__STATED TASK__
Pull out from the material below all lines with "thống".
========================
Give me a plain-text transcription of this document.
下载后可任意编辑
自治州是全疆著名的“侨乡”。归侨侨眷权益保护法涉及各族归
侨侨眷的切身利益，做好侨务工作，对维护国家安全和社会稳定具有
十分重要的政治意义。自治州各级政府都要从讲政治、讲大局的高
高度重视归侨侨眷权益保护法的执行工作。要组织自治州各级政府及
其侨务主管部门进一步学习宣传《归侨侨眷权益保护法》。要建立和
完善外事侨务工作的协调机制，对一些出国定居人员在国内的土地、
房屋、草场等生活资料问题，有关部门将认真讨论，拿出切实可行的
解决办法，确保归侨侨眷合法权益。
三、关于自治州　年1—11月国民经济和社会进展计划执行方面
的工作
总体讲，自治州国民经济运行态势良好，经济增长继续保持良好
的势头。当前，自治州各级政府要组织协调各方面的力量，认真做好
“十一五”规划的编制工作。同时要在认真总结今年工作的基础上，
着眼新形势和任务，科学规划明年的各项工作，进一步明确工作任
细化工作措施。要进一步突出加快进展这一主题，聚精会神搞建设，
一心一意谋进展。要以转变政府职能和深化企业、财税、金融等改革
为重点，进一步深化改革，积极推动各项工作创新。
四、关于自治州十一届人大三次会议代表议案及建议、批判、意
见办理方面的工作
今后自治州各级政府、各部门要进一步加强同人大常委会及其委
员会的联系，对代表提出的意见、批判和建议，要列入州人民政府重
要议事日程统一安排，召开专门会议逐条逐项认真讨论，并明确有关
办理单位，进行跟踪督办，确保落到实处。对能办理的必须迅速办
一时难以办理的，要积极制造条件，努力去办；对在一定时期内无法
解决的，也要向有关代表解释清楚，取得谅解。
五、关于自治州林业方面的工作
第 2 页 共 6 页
========================
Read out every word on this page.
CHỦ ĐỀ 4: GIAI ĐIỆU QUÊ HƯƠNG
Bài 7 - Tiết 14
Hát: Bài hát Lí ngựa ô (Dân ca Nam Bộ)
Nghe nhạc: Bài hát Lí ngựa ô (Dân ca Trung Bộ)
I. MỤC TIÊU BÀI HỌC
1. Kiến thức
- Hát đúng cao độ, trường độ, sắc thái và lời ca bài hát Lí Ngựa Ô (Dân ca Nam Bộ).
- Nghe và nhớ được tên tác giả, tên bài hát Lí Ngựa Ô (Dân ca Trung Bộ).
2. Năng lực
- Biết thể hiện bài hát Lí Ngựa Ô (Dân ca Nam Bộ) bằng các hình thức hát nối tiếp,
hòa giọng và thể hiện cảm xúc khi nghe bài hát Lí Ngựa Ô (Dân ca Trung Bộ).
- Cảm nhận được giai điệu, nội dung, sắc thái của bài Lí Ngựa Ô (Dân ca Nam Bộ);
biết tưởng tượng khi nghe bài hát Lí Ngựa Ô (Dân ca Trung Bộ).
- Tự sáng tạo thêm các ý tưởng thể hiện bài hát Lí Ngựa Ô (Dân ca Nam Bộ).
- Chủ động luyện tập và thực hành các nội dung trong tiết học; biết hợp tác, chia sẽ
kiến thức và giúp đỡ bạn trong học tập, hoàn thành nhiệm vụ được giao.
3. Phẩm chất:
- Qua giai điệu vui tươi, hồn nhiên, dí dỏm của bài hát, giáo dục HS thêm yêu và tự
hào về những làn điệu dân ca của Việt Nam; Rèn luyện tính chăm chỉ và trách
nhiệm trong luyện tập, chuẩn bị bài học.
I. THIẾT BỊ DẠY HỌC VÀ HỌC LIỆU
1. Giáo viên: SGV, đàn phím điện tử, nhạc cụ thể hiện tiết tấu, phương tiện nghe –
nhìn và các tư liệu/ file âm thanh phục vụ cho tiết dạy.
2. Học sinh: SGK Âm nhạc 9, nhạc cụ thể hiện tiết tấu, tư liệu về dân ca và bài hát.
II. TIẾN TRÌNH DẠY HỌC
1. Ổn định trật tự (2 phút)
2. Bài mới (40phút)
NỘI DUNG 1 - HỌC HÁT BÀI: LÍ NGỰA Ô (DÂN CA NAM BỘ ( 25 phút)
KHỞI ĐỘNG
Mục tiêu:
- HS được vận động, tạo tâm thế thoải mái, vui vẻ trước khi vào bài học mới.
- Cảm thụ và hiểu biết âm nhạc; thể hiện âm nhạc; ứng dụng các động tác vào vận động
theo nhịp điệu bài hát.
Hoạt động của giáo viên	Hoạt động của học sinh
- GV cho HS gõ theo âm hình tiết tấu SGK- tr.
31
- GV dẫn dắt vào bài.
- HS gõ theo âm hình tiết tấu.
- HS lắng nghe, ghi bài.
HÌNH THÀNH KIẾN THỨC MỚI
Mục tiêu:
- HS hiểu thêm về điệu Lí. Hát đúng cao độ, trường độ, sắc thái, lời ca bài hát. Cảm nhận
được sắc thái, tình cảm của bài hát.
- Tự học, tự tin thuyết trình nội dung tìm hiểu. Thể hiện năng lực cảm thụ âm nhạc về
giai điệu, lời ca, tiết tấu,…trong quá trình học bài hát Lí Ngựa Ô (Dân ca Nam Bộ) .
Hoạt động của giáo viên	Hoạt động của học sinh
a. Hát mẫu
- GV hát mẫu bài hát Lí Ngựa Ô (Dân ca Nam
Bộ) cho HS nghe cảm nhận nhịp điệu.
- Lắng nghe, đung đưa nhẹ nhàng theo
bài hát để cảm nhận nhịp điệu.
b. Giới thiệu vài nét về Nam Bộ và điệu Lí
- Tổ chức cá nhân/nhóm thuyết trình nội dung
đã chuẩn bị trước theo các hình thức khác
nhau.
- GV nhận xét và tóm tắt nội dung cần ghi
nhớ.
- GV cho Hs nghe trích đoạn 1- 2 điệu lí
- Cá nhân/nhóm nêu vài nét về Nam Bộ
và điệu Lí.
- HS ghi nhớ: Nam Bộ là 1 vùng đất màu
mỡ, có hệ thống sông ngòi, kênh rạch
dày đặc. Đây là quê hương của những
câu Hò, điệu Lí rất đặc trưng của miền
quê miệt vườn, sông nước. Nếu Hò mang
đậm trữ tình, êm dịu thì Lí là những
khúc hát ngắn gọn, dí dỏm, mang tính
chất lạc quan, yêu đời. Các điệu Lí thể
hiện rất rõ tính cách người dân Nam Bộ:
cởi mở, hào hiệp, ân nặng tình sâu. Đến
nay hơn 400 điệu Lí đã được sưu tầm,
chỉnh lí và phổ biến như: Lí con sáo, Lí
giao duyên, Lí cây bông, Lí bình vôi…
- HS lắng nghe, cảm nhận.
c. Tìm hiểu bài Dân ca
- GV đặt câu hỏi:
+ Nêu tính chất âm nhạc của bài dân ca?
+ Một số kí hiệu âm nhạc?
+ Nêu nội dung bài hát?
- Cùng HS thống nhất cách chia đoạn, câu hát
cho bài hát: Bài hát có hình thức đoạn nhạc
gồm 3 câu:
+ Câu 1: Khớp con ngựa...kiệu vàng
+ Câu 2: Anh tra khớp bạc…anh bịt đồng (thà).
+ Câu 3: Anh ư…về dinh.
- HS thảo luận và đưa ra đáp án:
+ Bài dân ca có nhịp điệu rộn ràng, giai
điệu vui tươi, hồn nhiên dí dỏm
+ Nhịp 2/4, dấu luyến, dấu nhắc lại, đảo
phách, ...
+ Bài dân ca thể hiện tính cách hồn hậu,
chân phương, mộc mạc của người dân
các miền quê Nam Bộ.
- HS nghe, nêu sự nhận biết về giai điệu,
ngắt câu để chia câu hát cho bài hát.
========================
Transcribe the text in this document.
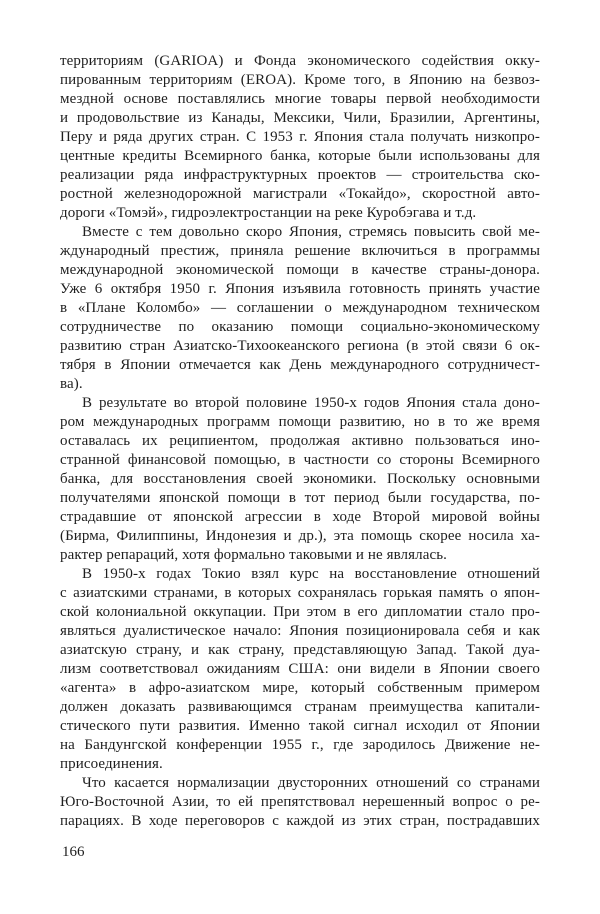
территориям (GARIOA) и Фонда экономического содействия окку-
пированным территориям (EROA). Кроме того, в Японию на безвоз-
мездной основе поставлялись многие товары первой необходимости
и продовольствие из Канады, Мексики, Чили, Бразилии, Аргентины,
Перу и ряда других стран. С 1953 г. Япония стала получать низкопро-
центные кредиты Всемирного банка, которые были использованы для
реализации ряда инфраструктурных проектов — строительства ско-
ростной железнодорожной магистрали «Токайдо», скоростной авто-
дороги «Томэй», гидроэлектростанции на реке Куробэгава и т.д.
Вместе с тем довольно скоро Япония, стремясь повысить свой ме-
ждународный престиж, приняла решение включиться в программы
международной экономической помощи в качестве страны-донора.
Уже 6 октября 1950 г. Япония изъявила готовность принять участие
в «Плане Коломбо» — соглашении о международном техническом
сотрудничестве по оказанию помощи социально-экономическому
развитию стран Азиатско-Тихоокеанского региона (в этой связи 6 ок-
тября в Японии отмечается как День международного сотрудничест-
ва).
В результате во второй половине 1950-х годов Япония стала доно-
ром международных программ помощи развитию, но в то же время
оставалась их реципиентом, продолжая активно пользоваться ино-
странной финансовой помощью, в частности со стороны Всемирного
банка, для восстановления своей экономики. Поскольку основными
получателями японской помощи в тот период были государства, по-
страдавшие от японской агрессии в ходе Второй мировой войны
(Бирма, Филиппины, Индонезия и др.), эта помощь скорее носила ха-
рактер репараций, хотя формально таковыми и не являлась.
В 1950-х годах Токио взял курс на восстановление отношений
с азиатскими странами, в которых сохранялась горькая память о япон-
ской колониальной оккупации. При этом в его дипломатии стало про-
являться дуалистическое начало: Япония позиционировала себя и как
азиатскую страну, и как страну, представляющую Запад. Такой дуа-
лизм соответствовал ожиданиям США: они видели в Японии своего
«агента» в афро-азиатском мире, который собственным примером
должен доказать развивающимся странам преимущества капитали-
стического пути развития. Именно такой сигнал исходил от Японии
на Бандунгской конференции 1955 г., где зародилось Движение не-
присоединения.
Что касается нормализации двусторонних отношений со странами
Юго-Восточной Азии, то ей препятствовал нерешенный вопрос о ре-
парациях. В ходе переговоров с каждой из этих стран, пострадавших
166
========================
__EXERCISE ANSWER__
mỡ, có hệ thống sông ngòi, kênh rạch
- Cùng HS thống nhất cách chia đoạn, câu hát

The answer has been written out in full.